start DATASET RECORDS
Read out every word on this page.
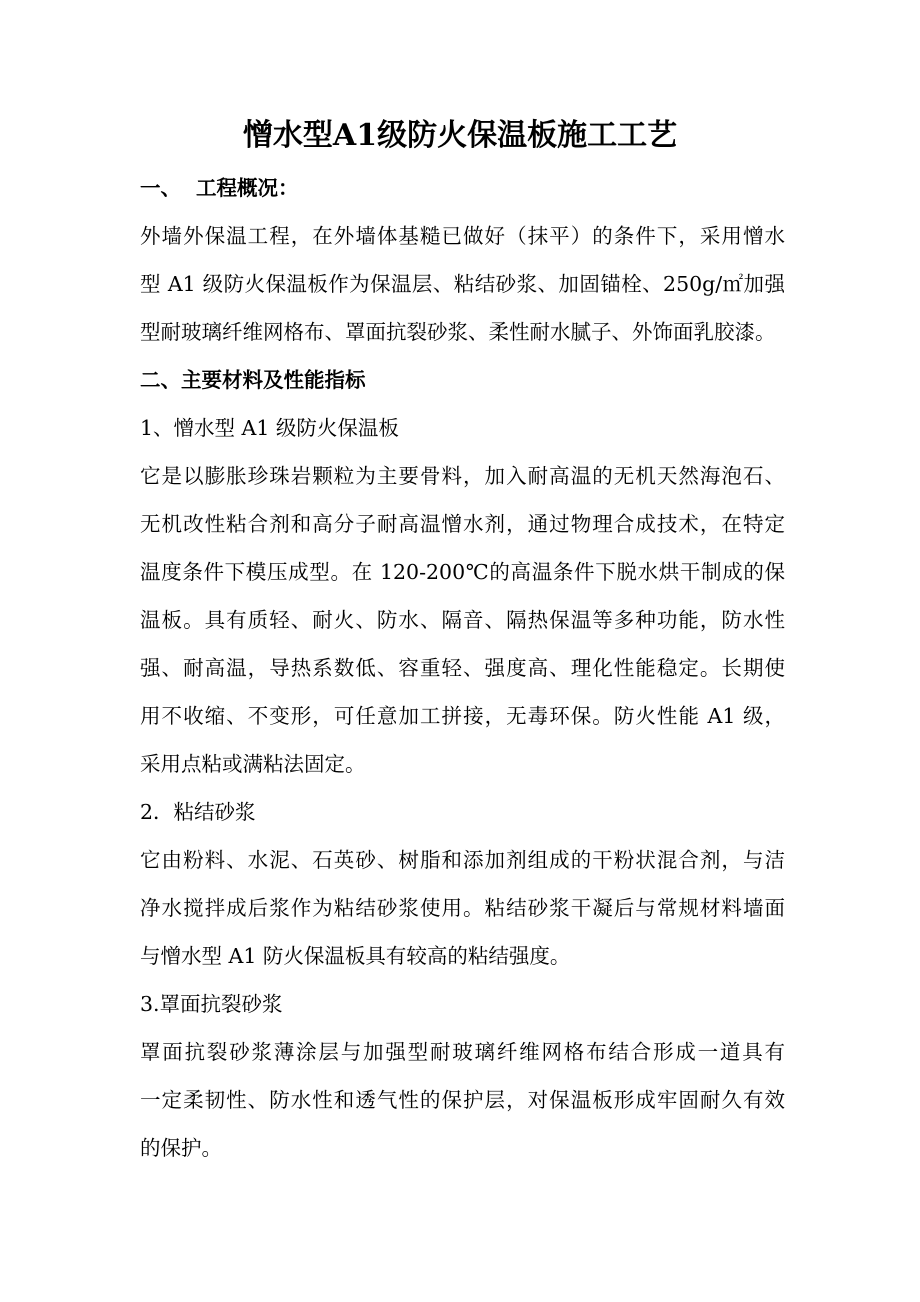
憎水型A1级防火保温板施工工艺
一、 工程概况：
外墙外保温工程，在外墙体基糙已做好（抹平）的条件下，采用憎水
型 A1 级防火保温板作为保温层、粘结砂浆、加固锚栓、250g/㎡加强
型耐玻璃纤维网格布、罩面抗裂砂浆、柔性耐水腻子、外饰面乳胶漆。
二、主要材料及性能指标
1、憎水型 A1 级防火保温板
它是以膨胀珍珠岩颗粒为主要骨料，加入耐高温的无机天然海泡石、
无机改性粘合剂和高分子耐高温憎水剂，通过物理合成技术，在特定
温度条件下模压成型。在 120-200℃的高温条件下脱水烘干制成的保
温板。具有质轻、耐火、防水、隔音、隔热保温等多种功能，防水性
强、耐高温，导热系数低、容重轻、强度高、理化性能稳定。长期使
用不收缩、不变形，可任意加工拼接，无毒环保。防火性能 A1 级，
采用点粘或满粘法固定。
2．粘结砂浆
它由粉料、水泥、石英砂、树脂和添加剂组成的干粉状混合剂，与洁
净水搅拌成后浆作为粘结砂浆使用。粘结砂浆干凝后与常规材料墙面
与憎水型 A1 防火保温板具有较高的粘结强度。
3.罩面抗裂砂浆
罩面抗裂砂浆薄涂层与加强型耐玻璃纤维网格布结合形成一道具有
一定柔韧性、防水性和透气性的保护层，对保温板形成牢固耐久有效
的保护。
end DATASET RECORDS
_EXERCISE DESCRIPTION_. Omit every picture, then reproduce the rest of the listing exactly.

_EXERCISE SOLUTION_.
Read out every word on this page.
憎水型A1级防火保温板施工工艺
一、 工程概况：
外墙外保温工程，在外墙体基糙已做好（抹平）的条件下，采用憎水
型 A1 级防火保温板作为保温层、粘结砂浆、加固锚栓、250g/㎡加强
型耐玻璃纤维网格布、罩面抗裂砂浆、柔性耐水腻子、外饰面乳胶漆。
二、主要材料及性能指标
1、憎水型 A1 级防火保温板
它是以膨胀珍珠岩颗粒为主要骨料，加入耐高温的无机天然海泡石、
无机改性粘合剂和高分子耐高温憎水剂，通过物理合成技术，在特定
温度条件下模压成型。在 120-200℃的高温条件下脱水烘干制成的保
温板。具有质轻、耐火、防水、隔音、隔热保温等多种功能，防水性
强、耐高温，导热系数低、容重轻、强度高、理化性能稳定。长期使
用不收缩、不变形，可任意加工拼接，无毒环保。防火性能 A1 级，
采用点粘或满粘法固定。
2．粘结砂浆
它由粉料、水泥、石英砂、树脂和添加剂组成的干粉状混合剂，与洁
净水搅拌成后浆作为粘结砂浆使用。粘结砂浆干凝后与常规材料墙面
与憎水型 A1 防火保温板具有较高的粘结强度。
3.罩面抗裂砂浆
罩面抗裂砂浆薄涂层与加强型耐玻璃纤维网格布结合形成一道具有
一定柔韧性、防水性和透气性的保护层，对保温板形成牢固耐久有效
的保护。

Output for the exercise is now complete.